§ Exercise description
Restate the records in their entirety, word for word.

§ Raw data
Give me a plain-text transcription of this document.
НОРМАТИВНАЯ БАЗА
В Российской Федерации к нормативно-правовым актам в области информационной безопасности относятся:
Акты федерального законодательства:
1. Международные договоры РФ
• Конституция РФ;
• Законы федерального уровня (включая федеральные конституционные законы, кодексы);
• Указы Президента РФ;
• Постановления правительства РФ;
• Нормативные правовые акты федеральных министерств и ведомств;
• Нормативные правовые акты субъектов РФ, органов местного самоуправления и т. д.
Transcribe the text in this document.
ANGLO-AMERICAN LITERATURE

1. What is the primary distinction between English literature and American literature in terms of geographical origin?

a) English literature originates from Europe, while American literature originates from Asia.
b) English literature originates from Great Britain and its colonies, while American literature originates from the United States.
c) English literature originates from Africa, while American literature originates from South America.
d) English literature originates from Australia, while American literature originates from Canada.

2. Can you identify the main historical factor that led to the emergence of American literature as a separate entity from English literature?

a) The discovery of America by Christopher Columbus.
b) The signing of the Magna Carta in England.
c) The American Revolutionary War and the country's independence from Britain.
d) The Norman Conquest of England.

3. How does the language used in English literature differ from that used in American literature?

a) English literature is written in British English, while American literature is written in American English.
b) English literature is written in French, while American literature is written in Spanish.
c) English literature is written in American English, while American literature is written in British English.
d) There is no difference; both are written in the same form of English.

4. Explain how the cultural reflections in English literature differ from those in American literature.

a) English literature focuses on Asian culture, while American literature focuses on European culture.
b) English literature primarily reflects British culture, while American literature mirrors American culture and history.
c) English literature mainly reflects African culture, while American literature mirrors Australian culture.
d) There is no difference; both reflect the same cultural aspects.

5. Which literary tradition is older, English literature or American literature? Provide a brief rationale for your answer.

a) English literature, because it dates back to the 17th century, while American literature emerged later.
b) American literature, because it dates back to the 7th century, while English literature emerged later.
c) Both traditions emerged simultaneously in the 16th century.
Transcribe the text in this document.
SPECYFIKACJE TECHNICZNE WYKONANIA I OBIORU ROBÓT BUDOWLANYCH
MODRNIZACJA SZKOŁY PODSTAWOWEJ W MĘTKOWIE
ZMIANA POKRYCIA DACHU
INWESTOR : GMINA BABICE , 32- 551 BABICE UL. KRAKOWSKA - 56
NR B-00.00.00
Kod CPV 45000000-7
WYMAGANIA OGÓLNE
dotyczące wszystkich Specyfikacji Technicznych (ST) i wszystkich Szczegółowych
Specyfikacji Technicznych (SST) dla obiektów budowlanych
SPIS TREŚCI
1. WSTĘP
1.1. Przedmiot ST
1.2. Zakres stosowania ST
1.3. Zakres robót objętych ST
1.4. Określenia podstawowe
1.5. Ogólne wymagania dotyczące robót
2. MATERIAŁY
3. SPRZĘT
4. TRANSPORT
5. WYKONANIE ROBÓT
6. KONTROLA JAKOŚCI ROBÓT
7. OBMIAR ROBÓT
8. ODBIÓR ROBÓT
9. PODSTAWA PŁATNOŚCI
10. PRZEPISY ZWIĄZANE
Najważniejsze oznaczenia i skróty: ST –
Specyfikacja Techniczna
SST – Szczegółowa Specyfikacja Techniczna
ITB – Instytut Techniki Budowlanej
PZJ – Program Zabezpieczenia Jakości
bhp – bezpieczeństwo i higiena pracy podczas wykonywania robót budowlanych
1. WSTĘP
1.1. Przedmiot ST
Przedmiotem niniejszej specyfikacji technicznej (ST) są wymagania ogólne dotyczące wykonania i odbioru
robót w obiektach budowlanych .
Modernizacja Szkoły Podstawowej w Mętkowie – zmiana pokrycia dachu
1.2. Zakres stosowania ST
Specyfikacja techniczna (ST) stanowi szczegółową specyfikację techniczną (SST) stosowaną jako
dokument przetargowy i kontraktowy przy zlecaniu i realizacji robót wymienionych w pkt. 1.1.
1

§ The reply
Give me a plain-text transcription of this document.
НОРМАТИВНАЯ БАЗА
В Российской Федерации к нормативно-правовым актам в области информационной безопасности относятся:
Акты федерального законодательства:
1. Международные договоры РФ
• Конституция РФ;
• Законы федерального уровня (включая федеральные конституционные законы, кодексы);
• Указы Президента РФ;
• Постановления правительства РФ;
• Нормативные правовые акты федеральных министерств и ведомств;
• Нормативные правовые акты субъектов РФ, органов местного самоуправления и т. д.
Transcribe the text in this document.
ANGLO-AMERICAN LITERATURE

1. What is the primary distinction between English literature and American literature in terms of geographical origin?

a) English literature originates from Europe, while American literature originates from Asia.
b) English literature originates from Great Britain and its colonies, while American literature originates from the United States.
c) English literature originates from Africa, while American literature originates from South America.
d) English literature originates from Australia, while American literature originates from Canada.

2. Can you identify the main historical factor that led to the emergence of American literature as a separate entity from English literature?

a) The discovery of America by Christopher Columbus.
b) The signing of the Magna Carta in England.
c) The American Revolutionary War and the country's independence from Britain.
d) The Norman Conquest of England.

3. How does the language used in English literature differ from that used in American literature?

a) English literature is written in British English, while American literature is written in American English.
b) English literature is written in French, while American literature is written in Spanish.
c) English literature is written in American English, while American literature is written in British English.
d) There is no difference; both are written in the same form of English.

4. Explain how the cultural reflections in English literature differ from those in American literature.

a) English literature focuses on Asian culture, while American literature focuses on European culture.
b) English literature primarily reflects British culture, while American literature mirrors American culture and history.
c) English literature mainly reflects African culture, while American literature mirrors Australian culture.
d) There is no difference; both reflect the same cultural aspects.

5. Which literary tradition is older, English literature or American literature? Provide a brief rationale for your answer.

a) English literature, because it dates back to the 17th century, while American literature emerged later.
b) American literature, because it dates back to the 7th century, while English literature emerged later.
c) Both traditions emerged simultaneously in the 16th century.
Transcribe the text in this document.
SPECYFIKACJE TECHNICZNE WYKONANIA I OBIORU ROBÓT BUDOWLANYCH
MODRNIZACJA SZKOŁY PODSTAWOWEJ W MĘTKOWIE
ZMIANA POKRYCIA DACHU
INWESTOR : GMINA BABICE , 32- 551 BABICE UL. KRAKOWSKA - 56
NR B-00.00.00
Kod CPV 45000000-7
WYMAGANIA OGÓLNE
dotyczące wszystkich Specyfikacji Technicznych (ST) i wszystkich Szczegółowych
Specyfikacji Technicznych (SST) dla obiektów budowlanych
SPIS TREŚCI
1. WSTĘP
1.1. Przedmiot ST
1.2. Zakres stosowania ST
1.3. Zakres robót objętych ST
1.4. Określenia podstawowe
1.5. Ogólne wymagania dotyczące robót
2. MATERIAŁY
3. SPRZĘT
4. TRANSPORT
5. WYKONANIE ROBÓT
6. KONTROLA JAKOŚCI ROBÓT
7. OBMIAR ROBÓT
8. ODBIÓR ROBÓT
9. PODSTAWA PŁATNOŚCI
10. PRZEPISY ZWIĄZANE
Najważniejsze oznaczenia i skróty: ST –
Specyfikacja Techniczna
SST – Szczegółowa Specyfikacja Techniczna
ITB – Instytut Techniki Budowlanej
PZJ – Program Zabezpieczenia Jakości
bhp – bezpieczeństwo i higiena pracy podczas wykonywania robót budowlanych
1. WSTĘP
1.1. Przedmiot ST
Przedmiotem niniejszej specyfikacji technicznej (ST) są wymagania ogólne dotyczące wykonania i odbioru
robót w obiektach budowlanych .
Modernizacja Szkoły Podstawowej w Mętkowie – zmiana pokrycia dachu
1.2. Zakres stosowania ST
Specyfikacja techniczna (ST) stanowi szczegółową specyfikację techniczną (SST) stosowaną jako
dokument przetargowy i kontraktowy przy zlecaniu i realizacji robót wymienionych w pkt. 1.1.
1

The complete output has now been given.